■ **The problem**:
Decide whether each statement about the text on Operation Defensive Shield agrees with the text: (a) Israel launched "Operation Defensive Shield" on 29 March; (b) Jericho was the first place in the West Bank to be hit; (c) the Saudi plan offered normal relations with Israel in exchange for a ceasefire. Answer yes or no for each, and quote the deciding words of the text.

— START Document section —

On 28 February, Israeli tanks invaded Balata refugee camp in Nablus. This was swiftly followed by similar attacks on Tulkarem Nur al Shams, Jenin, Aaza, Aida and Deheisha, Arrob, Khan Younis, Rafah and Jabalya refugee camps.

In the first two weeks of last month 163 Palestinians were killed after Prime Minster Sharon proclaimed a “new” stated policy of “hitting Palestinians hard [until it is] very painful. We must cause them losses, victims, so that they feel the heavy price”.

These victims were on top of the more than 1,000 Palestinians killed and more than 18,000 injured since the intifada began.

In the final week of March the Palestinians responded with further suicide bombs, killing forty-one people in seven incidents. Israel then launched “Operation Defensive Shield” on 29 March – in fact a full-scale invasion of areas controlled by the Palestinian National Authority (PNA).

Its aim has been to crush the Palestinian militias and terrorise the civilian population. Israeli forces took over six major West Bank towns and cities – Ramallah, Qalqiliya, Jenin, Tulkarem, Bethlehem, Nablus and Hebron – and have arrested more than 1,100 Palestinians. Jericho remained the last island of Palestinian control in the West Bank. Yasser Arafat’s compound in Ramallah was the first to be hit and he remained isolated there surrounded by Israeli troops.

Sharon’s policy shift in late February transcended the assassination of “suspected” activists and bombing of targeted PNA or PLO/Hamas buildings that had characterised Israel’s bloody oppression of the Palestinians legitimate resistance. It has been broadened to a full frontal attack upon Palestinian civilians in the refugees camps, which form the organising centre and mass base of support for the intifada.

But the first half of March also witnessed a flurry of diplomatic activity: the return of Anthony Zinni as Bush’s envoy to the Middle East, a Saudi “peace plan” which proposes to swap “normalisation” of relations with Israel in return for Israel’s withdrawal from the Occupied Territories; Sharon even conceded the possibility of negotiations without a ceasefire. A UN security Council resolution – with US backing – for the first time backed the idea of a Palestinian state.

The murderous repression and the diplomatic initiatives are related and form a unified whole. It is very reminiscent of the first months of 1993. From February through May that year Israel embarked on the bloodiest repression of the first intifada in the wake of successful Hamas operations; more were killed than at any time since 1967.

Thousands of Palestinians were detained, hundreds expelled to Lebanon, the Gaza sealed off. Yet at exactly the same time secret negotiations started in Norway between Israel and Palestinians that led to the Oslo accords in September 1993.

In short, the brutal repression by the Zionist state is an attempt to strengthen its negotiating position ahead of any resumed talks on a political settlement by destroying the infrastructure of resistance and the use of mass detentions as a bargaining chip.

— END Document section —
— START Information given —

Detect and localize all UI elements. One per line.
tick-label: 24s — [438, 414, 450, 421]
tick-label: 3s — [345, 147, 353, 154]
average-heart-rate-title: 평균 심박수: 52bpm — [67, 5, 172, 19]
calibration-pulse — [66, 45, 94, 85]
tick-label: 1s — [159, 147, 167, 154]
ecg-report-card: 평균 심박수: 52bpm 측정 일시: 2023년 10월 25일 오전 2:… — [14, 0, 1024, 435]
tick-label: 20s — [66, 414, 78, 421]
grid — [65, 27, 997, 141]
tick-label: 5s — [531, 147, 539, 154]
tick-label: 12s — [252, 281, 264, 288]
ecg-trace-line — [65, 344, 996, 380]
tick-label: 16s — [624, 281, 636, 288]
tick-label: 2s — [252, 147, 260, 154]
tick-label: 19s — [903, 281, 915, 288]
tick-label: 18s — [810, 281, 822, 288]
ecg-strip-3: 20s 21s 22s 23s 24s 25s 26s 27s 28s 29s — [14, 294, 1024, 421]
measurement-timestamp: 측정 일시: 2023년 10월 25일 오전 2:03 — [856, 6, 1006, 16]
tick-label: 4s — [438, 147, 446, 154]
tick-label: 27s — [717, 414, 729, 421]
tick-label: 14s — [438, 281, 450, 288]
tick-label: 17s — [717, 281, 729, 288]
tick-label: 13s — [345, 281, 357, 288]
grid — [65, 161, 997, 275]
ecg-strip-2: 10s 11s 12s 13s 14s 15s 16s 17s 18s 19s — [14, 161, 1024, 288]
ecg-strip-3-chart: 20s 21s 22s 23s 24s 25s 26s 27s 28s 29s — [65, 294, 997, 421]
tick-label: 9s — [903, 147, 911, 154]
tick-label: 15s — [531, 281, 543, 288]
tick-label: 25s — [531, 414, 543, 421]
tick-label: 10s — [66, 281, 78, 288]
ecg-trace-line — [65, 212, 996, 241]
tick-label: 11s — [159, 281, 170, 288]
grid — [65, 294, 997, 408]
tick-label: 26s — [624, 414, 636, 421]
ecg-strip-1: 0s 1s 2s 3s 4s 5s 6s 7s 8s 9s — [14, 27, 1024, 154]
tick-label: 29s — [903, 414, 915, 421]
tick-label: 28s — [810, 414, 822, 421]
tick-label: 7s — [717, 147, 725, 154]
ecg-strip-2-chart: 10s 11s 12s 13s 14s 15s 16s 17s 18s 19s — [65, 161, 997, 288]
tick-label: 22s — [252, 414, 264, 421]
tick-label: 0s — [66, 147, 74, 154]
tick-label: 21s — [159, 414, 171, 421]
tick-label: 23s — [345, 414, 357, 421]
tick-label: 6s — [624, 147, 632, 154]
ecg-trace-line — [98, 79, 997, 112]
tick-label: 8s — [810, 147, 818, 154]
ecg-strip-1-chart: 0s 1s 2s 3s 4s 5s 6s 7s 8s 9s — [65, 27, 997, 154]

— END Information given —

■ **Output for this exercise**:
(a) Yes: "Israel then launched “Operation Defensive Shield” on 29 March"
(b) No: "Yasser Arafat’s compound in Ramallah was the first to be hit"
(c) No: "proposes to swap “normalisation” of relations with Israel in return for Israel’s withdrawal from the Occupied Territories"